:: YOUR INSTRUCTIONS ::
Pick up the notes below on sharding strategies and consistent hashing and continue them from the point where they stop.

What are the two main sharding strategies and their fundamental trade-off?
?
Key-range sharding:

  • Assign continuous key ranges to shards (like encyclopedia volumes A-D, E-H, etc.)
  • Keys stored sorted within shards → range queries scan one shard
  • ✅ Range scans efficient; ✅ Co-locate related keys (same user’s events)
  • ❌ Sequential key hot spots (timestamps → all writes to latest shard)
  • Used by: HBase, Bigtable, CockroachDB, Spanner

Hash sharding:

  • Hash the key; hash value determines shard
  • Even distribution regardless of key patterns
  • ✅ Uniform distribution; ✅ No sequential hot spots
  • ❌ Range queries require scatter/gather across all shards
  • Used by: Cassandra, DynamoDB, MongoDB (hash), Redis Cluster

Fundamental trade-off: Range query efficiency vs uniform distribution — you cannot have both simultaneously without compound keys

What is consistent hashing and how does it minimize rebalancing overhead?
?

  • Concept: Map the hash space to a ring (0 to 2^64); place nodes at random positions on the ring
  • Key routing: A key hashes to a point on the ring → goes to the first node clockwise from that point
  • Adding a node:
    • New node placed at a random ring position
    • Only keys between the new node and its predecessor on the ring need to move
    • All other keys remain unchanged
    • Moves only ~1/N of the total data (N = new node count)

:: SUPPLIED INFORMATION ::
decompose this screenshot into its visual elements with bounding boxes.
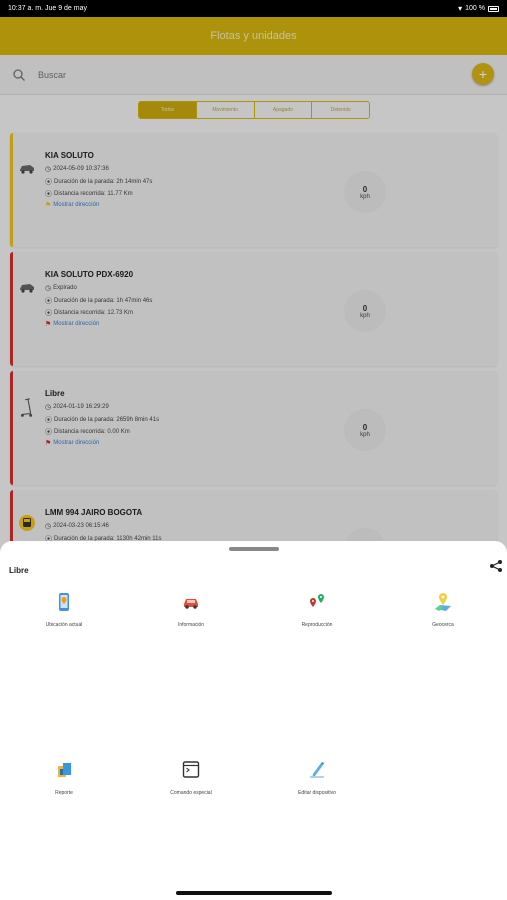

:: RESPONSE TO THE EXERCISE ::
  • Removing a node: Only that node’s keys move to its successor
  • Virtual nodes (vnodes): Each physical node owns multiple ring positions → smoother distribution and finer-grained rebalancing
  • Used by: Amazon Dynamo, Cassandra (vnodes), Ketama/libketama

How does a compound shard key (Cassandra-style) combine hash and range sharding?
?

  • Compound key: (partition_key, clustering_key)
  • Partition key: Hashed to determine which shard; guarantees uniform distribution
    • Cannot do range queries across different partition keys
  • Clustering key: Sorted within the shard; enables range queries within one shard
  • Example: PRIMARY KEY (user_id, created_at)
    • All events for user_id=alice land on one shard (hashed)
    • Within that shard, events sorted by created_at
    • Query: WHERE user_id='alice' AND created_at BETWEEN t1 AND t2 → single shard, efficient range scan
    • Cannot query all users’ events in a time range across shards (that requires scatter/gather)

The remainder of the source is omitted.